Capturing sunlight with supercomputing

Project Leader: Dr Widmer-Cooper, University of Sydney node of the ARC Centre of Excellence in Exciton Science

Summary

Converting sunlight into electricity is now commonplace, with efficient silicon-based solar cells steadily becoming more affordable.  But manufacturing them from very pure silicon will always be a relatively slow and energy-intensive process.  Alternatives to silicon solar cells are in development which promise to be just as efficient, simpler to manufacture, and cheaper – if they could be produced at commercial scale with improved stability.  Dr Asaph Widmer-Cooper from the University of Sydney node of the ARC Centre of Excellence in Exciton Science is studying how these materials are created and break down at the atomic level, to guide efforts to make them commercially viable.

 

Image above: Roll to Roll Perovskite.  Courtesy of  CSIRO.

 
Topaz
 
Magnus
 
Collaborating Institutions
 
Publications since 2018
Partner Institution: ARC Centre of Excellence in Exciton Science; The University of Sydney; The University of Melbourne; Monash University; RMIT University; The University of NSW; CSIRO System: Magnus, Topaz Areas of science: Chemistry, Physics Applications used: LAMMPS, Siesta, Quantum Espresso

The Challenge

Metal halide perovskites are a class of minerals that could revolutionise renewable energy generation.  Perovskite solar cells can capture sunlight as efficiently as silicon, but can be manufactured in a completely different way.  Rather than melting, slowly crystallising and then slicing fine wafers from a large crystal, as is done with silicon to make solar cells and computer chips, metal halide perovskites can be formed into thin crystalline films by depositing a solution of their component parts onto an appropriate base and then removing the solvent, effectively ‘printing’ the solar cell on a surface.

A continuous printing process offers a low-cost route to solar cells on a range of surfaces, but while these can be produced at small scale, it is very difficult to form uniform thin films of perovskite at large scale.  Trial-and-error printing is narrowing down the conditions needed to reproducibly produce thin crystalline layers, but very small changes in crystallisation conditions can lead to big differences in final product performance.  Researchers still need a deeper understanding of how perovskite crystals form at the molecular level, and how to influence their crystallisation to make a more robust and reproducible commercial product.  They also need a better understanding of how these thin films degrade in the presence of water, and how the insertion of other molecules into the crystalline film can inhibit that process.

Complementing practical printing experiments, Dr Widmer-Cooper is using computational modelling to study the crystallisation and dissolution of perovskites at the molecular level.  The atomic structure of the crystal and its light-capturing properties are well known, but modelling its formation from solution requires calculating the behaviour of millions of atoms for long enough to observe crystal nucleation and growth.  “The model is just a set of mathematical rules governing how the various ions and molecules in both the solution and at the surface interact with each other,” explains Dr Widmer-Cooper, “but there’s a trade-off between the accuracy of the model we can use and the amount of time we can run it for”.

The Solution

Using Pawsey supercomputing, Dr Widmer-Cooper has tested a range of models to develop one that describes perovskites accurately both in the crystalline state and in solution.

PROMPT A -
Duplicate the passage of the project description from "The Challenge" up to and including "on a surface.".
PROMPT B -
Answer these questions using the project description:
(i) Which applications are listed as used in the project?
(ii) After a solution of the perovskite's component parts is deposited onto a base, what is removed to form the thin crystalline film?
(iii) According to Dr Widmer-Cooper, what trade-off exists in the modelling?

GIVEN ENTRIES -
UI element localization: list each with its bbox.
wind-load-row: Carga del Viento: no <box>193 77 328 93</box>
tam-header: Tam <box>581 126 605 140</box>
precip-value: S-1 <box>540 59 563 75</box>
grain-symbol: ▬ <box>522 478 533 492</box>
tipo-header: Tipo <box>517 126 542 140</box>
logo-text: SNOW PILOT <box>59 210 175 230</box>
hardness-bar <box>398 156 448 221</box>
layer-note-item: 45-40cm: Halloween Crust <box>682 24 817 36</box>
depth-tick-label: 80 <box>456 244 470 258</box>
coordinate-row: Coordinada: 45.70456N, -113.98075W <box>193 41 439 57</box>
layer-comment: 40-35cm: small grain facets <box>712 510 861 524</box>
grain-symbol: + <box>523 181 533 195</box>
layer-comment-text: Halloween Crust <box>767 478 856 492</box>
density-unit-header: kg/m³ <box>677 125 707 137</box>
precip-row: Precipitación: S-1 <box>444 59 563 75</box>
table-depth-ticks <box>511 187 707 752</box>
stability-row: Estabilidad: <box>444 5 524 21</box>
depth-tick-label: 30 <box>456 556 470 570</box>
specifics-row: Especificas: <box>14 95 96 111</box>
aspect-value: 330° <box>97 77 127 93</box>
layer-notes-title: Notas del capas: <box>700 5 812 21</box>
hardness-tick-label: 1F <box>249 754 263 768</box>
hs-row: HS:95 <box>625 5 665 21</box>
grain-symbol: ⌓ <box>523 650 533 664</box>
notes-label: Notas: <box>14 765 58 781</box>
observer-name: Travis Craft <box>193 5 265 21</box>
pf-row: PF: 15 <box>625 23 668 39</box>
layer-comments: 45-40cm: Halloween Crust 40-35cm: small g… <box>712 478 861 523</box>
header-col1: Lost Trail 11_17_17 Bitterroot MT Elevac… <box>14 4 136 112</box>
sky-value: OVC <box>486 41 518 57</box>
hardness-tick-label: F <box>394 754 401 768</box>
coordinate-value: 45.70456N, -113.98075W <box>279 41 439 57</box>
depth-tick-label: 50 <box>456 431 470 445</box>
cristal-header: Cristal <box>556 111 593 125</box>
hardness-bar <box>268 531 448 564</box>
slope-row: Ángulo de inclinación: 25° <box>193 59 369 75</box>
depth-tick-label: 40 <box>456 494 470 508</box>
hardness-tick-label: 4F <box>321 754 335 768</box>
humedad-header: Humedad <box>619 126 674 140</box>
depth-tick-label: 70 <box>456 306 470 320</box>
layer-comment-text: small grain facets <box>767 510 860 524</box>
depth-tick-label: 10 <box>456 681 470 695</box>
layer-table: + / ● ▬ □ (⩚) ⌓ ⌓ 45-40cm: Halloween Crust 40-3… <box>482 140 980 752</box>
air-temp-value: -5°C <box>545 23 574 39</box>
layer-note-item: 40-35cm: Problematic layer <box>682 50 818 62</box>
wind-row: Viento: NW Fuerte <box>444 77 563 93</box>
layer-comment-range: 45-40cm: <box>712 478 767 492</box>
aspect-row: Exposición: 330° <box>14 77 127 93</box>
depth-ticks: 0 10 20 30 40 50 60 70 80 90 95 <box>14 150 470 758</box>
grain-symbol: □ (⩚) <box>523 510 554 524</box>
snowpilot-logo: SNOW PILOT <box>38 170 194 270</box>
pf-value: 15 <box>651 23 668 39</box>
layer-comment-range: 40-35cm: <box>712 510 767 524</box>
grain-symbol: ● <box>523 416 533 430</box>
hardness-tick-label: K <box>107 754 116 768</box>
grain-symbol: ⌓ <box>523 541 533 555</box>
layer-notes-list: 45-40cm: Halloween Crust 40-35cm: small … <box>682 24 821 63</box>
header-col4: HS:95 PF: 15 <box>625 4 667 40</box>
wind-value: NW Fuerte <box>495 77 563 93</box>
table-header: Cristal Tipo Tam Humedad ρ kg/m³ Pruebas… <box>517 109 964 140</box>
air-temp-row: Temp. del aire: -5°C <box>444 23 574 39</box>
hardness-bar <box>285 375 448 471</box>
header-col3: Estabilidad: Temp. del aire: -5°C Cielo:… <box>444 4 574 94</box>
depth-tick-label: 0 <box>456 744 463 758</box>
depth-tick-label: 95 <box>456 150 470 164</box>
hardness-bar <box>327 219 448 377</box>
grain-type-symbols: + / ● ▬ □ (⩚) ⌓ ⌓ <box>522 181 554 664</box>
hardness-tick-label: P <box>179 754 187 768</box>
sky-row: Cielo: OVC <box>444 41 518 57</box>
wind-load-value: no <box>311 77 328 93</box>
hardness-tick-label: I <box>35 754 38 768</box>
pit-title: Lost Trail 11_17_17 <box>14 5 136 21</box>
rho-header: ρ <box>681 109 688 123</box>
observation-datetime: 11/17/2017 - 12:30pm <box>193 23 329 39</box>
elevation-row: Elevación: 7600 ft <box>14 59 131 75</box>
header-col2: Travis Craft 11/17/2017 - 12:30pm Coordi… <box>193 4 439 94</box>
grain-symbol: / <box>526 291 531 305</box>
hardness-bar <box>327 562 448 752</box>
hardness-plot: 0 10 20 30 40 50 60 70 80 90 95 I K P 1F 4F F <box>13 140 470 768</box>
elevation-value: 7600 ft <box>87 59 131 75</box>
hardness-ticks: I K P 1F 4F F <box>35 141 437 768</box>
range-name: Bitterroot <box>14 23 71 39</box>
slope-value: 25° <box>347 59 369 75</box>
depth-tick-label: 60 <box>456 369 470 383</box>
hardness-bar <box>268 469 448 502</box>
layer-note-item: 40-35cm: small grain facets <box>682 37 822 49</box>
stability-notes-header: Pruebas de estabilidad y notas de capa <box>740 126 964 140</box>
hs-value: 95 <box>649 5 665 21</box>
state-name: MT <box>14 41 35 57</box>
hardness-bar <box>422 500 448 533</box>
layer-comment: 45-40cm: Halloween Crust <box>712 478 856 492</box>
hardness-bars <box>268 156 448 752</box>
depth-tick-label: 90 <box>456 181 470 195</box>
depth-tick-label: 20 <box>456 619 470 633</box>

YOUR RESPONSE A -
The Challenge

Metal halide perovskites are a class of minerals that could revolutionise renewable energy generation.  Perovskite solar cells can capture sunlight as efficiently as silicon, but can be manufactured in a completely different way.  Rather than melting, slowly crystallising and then slicing fine wafers from a large crystal, as is done with silicon to make solar cells and computer chips, metal halide perovskites can be formed into thin crystalline films by depositing a solution of their component parts onto an appropriate base and then removing the solvent, effectively ‘printing’ the solar cell on a surface.

YOUR RESPONSE B -
(i) LAMMPS, Siesta, and Quantum Espresso.
(ii) The solvent is removed.
(iii) The trade-off is between the accuracy of the model that can be used and the amount of time it can be run for.